**Selected text**
Jules Rosskam’s hybrid docu-feature, “Desire Lines,” rages with boundary-pushing discursive tangents that hold up to view and question the limited frameworks within which trans men are perceived to mediate their identity and sexuality. Right off the bat, an unequivocal acknowledgment of being intrigued by possibilities keeps the door open for dialogue and debate in the film. Throughout, Rosskam reinforces a pushback against the impulse of both the historical and contemporary moment to categorize and confine.
Fantasy is free and fluid, not necessarily strapped to one’s gendered identity. The stream of oral histories of transmen that flows through the film continually reaffirms this. It seeks to destabilize misconceived notions pertaining to their desires and what they imagine as their place in the world. While someone so wittily states that they don’t want to be “concierge Google” for the ignorant, the bracing honesty with which they let us into their insecurities, loneliness, and silenced sides of their sexual hunger produces an effect of cracking a wide-open world of discovery.

**Exercise data**
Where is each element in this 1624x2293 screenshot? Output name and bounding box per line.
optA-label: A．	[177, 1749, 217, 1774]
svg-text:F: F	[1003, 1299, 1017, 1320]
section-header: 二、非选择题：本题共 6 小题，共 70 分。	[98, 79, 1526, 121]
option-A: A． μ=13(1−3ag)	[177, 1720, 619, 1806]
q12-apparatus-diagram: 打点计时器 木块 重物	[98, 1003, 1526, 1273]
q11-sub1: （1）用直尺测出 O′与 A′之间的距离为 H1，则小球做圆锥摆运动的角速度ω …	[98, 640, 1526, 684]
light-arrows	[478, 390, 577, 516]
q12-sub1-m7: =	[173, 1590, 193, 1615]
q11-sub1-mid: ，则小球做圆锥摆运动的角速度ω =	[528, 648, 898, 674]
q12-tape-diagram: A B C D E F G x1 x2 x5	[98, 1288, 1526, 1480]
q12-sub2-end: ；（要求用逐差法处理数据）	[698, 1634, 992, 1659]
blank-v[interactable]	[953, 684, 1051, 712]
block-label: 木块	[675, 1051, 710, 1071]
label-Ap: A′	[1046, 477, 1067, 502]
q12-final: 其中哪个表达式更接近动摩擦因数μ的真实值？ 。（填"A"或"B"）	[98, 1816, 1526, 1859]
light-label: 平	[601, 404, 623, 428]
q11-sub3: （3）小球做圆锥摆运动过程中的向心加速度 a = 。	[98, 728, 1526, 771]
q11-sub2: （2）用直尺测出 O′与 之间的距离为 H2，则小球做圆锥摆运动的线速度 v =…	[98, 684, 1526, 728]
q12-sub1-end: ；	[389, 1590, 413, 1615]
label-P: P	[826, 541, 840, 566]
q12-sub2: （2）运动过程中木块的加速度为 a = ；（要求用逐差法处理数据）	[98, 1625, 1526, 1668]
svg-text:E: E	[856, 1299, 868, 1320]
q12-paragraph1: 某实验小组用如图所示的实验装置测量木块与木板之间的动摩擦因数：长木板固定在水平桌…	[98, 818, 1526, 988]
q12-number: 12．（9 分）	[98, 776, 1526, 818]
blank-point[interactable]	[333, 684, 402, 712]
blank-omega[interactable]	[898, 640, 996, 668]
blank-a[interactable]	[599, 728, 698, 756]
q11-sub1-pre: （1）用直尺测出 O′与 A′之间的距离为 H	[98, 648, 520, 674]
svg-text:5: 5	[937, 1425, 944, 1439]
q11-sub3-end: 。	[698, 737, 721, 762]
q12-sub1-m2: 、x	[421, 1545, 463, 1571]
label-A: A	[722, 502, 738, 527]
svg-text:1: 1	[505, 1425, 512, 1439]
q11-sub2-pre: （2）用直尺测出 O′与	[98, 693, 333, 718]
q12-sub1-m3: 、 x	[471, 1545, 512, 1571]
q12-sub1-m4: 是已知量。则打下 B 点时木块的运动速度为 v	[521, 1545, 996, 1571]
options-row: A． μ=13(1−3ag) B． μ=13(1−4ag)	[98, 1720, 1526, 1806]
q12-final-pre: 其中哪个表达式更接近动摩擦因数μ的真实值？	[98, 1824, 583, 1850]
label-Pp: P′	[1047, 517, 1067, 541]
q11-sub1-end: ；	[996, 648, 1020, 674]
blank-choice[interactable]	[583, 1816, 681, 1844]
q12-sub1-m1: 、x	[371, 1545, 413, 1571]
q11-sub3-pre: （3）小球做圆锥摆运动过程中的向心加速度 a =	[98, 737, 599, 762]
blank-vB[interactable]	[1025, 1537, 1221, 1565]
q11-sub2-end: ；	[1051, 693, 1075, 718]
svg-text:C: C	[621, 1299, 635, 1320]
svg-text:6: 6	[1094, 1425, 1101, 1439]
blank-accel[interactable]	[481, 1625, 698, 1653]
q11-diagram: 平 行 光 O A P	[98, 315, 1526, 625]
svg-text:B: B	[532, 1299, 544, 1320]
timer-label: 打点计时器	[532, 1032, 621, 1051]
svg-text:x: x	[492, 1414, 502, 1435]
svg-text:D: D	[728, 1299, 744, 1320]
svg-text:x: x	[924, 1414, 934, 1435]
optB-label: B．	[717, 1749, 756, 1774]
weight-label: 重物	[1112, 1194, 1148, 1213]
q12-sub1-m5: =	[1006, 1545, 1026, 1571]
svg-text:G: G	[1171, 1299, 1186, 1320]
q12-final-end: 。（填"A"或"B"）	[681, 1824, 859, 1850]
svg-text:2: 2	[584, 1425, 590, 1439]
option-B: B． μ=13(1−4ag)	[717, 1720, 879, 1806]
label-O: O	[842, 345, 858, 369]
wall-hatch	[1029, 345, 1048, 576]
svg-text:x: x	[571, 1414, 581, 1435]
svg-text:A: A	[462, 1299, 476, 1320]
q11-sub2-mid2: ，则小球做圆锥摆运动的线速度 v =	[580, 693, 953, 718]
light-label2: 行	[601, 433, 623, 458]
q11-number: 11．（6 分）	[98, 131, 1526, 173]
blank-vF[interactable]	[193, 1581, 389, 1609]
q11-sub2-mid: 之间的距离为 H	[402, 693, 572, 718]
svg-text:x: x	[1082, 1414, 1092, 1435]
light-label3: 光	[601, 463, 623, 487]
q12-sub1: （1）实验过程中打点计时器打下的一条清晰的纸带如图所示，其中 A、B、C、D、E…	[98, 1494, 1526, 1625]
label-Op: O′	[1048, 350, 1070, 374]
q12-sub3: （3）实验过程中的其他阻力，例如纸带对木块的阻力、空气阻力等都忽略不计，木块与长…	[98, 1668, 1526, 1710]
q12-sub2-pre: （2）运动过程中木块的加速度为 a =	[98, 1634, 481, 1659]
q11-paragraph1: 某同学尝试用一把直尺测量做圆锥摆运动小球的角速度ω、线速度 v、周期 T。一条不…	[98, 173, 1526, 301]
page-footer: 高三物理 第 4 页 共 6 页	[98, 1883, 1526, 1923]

**Aim of the exercise**
From the review of "Desire Lines" above, copy the passage between "Jules Rosskam’s hybrid" and "categorize and confine.", inclusive, word for word. None of the items have any bearing here.

**Result for this task**
Jules Rosskam’s hybrid docu-feature, “Desire Lines,” rages with boundary-pushing discursive tangents that hold up to view and question the limited frameworks within which trans men are perceived to mediate their identity and sexuality. Right off the bat, an unequivocal acknowledgment of being intrigued by possibilities keeps the door open for dialogue and debate in the film. Throughout, Rosskam reinforces a pushback against the impulse of both the historical and contemporary moment to categorize and confine.